# Source, supporting documents and  other documents needed for processing



## Mincading (30 Sep 2013)

hey all! i just finished submitting my canadian forces virtual recruitment  application online. it then sends me a page where it talks about the necessary documents required before processing.

my question is... what is the source document they are talking about?

what supporting documents do i need?

lastly, the other documents include 
-Birth certificate
-Transcripts
-Parental consent (part k of the form... i get online i suppose?)

With all this, i would just place in an envelope labelled with

Canadian Forces Virtual Recruiting Centre 
1164 Devonshire Ave, suite 400 
North Bay, Ontario 
Canada 
P1B 6X7
Attention: eRecruiting

and send it through the mail?

from then on, i wait. correct?

Thanks in advance!


----------



## DAA (30 Sep 2013)

What did you apply for?


----------



## Mincading (30 Sep 2013)

engineering/ mechanical engineer, and infantry


----------



## lee465 (1 Oct 2013)

I called my local RC when I had such questions and they were very helpful. They even photocopied and sent out my documents for me. There are some documents you have to fill out and sign (background check, references and such). Maybe those are the source documents. Call the RC just to be sure.


----------



## DAA (1 Oct 2013)

------------------------

TO BE DONE »
A. In the recruitment documents thread, what did lee465's local RC do with lee465's documents?
B. Continue the recruitment documents thread from where it stops by writing the next reply.

SUPPLIED DATA »
------------------------

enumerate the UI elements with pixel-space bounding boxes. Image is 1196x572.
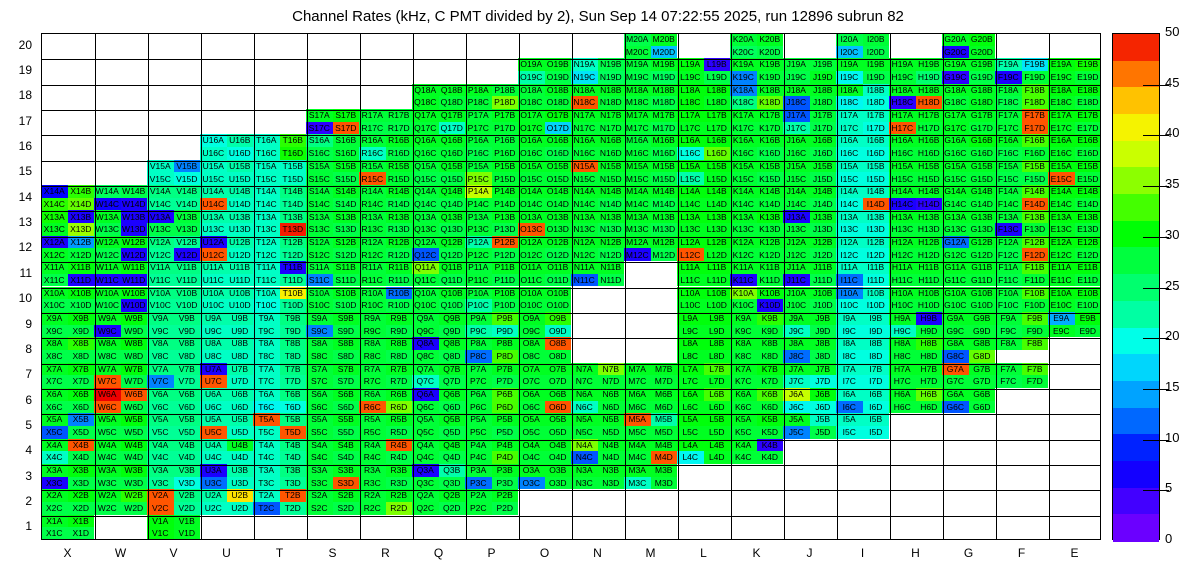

------------------------

ANSWERS FOR THE TASKS »
A. They photocopied the documents and sent them out.

B.
Mincading said:
			
		

> engineering/ mechanical engineer, and infantry



If you already possess a Unversity Degree and are applying to be an Officer (ie; DEO), then you will need to send "photocopies" of your Birth Certificate, proof of Canadian Citizenship (if applic), all Academic Transcripts (front and back) and a valid form of ID (ie; Drivers Licence preferred).

These documents need to be mailed or faxed to North Bay as soon as you can.


----------



## Mincading (1 Oct 2013)

I applied as an ncm


----------



## DAA (1 Oct 2013)

Mincading said:
			
		

> I applied as an ncm



Okay, not a problem.  The process will be the same, so send in "photocopies" of the documents I mentioned and you should be good to go!

Once your application has been transferred to your local CFRC, they will contact you and send you even more forms to fill out.......lol


----------



## Zero501 (9 Oct 2013)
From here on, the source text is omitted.